### TASK INPUT
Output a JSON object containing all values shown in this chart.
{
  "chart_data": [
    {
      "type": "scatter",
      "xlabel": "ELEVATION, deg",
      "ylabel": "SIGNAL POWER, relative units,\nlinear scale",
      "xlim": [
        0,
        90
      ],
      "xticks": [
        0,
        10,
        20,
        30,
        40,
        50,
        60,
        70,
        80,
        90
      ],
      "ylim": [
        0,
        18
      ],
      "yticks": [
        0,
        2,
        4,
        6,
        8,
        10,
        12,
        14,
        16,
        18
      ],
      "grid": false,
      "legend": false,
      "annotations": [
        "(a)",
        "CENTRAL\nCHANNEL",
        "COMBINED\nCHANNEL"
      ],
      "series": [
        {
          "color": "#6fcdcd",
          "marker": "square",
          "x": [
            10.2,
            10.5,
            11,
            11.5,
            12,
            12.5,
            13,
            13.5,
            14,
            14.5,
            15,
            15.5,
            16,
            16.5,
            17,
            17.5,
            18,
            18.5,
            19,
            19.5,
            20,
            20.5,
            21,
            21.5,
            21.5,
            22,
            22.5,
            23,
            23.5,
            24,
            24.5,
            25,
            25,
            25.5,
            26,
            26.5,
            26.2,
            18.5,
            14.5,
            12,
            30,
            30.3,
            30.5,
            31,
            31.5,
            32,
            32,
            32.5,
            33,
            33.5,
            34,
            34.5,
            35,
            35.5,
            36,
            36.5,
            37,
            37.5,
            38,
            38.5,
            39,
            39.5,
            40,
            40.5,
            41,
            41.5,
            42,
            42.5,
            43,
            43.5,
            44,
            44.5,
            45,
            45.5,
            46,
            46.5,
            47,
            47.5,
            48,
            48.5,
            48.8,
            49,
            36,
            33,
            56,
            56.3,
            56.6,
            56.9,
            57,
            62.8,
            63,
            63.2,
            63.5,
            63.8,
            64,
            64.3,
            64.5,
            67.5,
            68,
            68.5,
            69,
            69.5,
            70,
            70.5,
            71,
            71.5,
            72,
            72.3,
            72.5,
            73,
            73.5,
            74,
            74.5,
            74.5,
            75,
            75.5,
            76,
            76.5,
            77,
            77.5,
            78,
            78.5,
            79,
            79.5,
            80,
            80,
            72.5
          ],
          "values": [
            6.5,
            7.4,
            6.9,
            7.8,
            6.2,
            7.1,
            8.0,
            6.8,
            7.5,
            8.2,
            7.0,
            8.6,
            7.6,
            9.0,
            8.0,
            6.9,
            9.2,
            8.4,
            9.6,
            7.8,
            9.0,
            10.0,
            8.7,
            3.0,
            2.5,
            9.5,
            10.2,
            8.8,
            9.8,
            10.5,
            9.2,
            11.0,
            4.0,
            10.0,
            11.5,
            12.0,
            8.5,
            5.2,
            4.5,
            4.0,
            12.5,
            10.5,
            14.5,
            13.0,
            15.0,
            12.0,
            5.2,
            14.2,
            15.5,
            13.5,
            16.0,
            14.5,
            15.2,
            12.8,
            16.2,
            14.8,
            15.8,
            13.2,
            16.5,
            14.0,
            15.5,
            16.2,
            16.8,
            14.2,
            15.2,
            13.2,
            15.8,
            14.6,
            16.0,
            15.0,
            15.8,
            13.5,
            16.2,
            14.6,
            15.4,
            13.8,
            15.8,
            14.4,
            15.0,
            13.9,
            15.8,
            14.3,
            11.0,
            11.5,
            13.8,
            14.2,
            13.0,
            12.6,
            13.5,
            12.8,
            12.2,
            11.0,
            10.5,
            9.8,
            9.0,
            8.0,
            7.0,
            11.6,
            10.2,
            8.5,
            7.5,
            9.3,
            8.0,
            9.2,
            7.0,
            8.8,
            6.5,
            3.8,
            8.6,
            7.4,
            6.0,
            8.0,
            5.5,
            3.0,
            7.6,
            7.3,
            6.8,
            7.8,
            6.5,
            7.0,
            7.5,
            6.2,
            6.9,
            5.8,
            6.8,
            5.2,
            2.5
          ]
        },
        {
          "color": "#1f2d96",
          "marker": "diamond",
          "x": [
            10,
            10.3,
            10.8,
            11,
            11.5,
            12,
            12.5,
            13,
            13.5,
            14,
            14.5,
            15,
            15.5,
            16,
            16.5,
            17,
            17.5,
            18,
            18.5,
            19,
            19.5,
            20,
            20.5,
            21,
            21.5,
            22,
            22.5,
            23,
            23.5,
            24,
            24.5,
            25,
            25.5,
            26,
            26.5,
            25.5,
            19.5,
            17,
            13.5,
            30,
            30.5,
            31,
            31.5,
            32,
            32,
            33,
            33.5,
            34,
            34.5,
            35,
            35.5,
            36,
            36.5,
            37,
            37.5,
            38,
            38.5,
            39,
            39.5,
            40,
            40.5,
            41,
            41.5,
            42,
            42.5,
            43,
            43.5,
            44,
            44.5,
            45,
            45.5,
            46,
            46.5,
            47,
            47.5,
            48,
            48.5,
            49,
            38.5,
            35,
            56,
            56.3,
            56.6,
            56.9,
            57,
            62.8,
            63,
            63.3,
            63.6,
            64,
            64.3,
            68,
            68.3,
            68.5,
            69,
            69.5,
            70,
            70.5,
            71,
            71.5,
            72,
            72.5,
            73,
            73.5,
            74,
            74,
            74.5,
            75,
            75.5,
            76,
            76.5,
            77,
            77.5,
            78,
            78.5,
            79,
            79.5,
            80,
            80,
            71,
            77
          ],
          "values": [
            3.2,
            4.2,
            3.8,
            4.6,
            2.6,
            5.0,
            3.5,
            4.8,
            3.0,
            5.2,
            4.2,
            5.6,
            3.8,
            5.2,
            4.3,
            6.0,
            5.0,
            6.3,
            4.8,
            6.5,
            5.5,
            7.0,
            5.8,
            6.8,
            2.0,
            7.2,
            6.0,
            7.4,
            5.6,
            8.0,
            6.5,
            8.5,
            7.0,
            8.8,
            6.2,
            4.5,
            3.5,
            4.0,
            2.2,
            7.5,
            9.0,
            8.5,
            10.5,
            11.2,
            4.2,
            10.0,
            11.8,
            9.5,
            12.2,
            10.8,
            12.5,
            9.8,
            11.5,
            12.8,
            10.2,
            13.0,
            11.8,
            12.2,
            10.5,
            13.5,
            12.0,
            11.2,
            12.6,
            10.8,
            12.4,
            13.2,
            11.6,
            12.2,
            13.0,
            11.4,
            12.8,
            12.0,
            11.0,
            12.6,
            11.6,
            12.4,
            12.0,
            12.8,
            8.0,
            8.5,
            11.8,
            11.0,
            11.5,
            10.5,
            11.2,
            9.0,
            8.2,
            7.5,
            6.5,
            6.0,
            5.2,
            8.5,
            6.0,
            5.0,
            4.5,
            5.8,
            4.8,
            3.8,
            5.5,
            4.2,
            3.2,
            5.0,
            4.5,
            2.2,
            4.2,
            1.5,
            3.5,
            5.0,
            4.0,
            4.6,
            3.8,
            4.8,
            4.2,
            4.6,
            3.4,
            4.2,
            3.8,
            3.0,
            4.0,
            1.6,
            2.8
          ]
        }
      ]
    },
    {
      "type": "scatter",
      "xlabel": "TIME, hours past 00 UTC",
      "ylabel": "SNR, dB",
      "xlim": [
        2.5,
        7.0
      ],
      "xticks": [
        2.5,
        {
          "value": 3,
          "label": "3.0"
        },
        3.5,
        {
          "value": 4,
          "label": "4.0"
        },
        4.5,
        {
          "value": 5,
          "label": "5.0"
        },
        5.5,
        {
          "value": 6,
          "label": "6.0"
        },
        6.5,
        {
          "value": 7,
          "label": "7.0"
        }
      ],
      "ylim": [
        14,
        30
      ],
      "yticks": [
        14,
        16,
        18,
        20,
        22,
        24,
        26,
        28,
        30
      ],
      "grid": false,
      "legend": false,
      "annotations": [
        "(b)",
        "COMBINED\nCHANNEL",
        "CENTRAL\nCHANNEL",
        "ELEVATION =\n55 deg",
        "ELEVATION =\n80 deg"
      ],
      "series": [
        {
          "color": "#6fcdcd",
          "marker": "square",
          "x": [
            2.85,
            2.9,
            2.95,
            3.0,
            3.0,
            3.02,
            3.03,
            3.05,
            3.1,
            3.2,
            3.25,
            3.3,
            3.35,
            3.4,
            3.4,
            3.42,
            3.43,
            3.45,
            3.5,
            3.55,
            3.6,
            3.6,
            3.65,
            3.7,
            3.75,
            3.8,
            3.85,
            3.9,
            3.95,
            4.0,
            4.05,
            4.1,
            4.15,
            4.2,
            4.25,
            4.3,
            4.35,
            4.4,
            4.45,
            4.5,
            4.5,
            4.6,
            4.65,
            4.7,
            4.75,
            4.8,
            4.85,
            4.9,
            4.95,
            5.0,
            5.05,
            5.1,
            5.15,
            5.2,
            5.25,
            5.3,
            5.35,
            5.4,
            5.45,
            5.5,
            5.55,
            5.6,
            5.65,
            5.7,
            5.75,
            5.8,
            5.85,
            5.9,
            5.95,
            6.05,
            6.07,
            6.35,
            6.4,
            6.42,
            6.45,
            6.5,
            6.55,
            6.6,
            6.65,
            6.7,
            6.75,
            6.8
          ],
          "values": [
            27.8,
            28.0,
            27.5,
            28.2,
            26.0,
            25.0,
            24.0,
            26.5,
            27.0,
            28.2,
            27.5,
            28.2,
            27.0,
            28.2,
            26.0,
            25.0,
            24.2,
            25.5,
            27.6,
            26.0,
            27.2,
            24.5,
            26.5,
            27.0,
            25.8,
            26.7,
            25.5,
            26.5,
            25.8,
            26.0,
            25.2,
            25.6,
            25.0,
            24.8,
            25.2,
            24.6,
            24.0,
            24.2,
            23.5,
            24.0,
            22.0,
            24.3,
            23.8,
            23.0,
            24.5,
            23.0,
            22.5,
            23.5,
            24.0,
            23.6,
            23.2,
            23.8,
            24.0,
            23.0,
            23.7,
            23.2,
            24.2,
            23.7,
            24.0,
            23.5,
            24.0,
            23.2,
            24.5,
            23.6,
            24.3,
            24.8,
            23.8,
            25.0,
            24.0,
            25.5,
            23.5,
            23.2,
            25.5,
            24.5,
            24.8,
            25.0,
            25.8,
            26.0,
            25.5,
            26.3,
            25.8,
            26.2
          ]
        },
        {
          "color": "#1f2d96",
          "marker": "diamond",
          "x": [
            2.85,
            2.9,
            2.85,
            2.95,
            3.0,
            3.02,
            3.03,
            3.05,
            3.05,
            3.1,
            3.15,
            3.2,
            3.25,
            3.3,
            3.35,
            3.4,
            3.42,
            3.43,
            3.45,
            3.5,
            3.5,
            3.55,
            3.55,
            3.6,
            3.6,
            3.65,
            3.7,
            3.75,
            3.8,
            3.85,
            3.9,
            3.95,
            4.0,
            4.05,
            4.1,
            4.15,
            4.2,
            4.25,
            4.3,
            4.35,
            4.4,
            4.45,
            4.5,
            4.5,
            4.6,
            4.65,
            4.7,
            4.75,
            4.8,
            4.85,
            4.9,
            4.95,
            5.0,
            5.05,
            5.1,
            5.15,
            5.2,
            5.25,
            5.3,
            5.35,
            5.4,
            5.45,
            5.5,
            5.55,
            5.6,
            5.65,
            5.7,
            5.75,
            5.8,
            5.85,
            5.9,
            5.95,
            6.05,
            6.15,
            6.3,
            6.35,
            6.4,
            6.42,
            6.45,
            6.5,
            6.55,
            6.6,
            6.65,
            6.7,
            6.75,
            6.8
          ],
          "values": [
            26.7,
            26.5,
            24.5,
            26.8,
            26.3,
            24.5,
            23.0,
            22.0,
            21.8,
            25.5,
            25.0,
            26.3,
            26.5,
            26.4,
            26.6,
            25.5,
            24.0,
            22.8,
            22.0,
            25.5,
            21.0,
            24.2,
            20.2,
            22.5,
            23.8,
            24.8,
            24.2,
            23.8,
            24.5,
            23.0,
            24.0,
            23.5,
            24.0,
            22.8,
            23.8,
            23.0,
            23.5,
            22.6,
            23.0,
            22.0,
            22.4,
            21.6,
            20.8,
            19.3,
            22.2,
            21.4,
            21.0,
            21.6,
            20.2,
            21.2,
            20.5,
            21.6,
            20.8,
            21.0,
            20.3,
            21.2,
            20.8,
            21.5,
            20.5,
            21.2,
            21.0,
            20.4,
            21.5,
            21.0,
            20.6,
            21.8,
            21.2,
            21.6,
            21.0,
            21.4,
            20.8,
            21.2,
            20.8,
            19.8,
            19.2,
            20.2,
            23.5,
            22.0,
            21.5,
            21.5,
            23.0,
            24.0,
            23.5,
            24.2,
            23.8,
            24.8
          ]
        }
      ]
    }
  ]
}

### GIVEN REQUEST
Check each line above for the string "ELEVATION" and show the ones that have it.

### ANSWER TO THE TASK
      "xlabel": "ELEVATION, deg",
        "ELEVATION =\n55 deg",
        "ELEVATION =\n80 deg"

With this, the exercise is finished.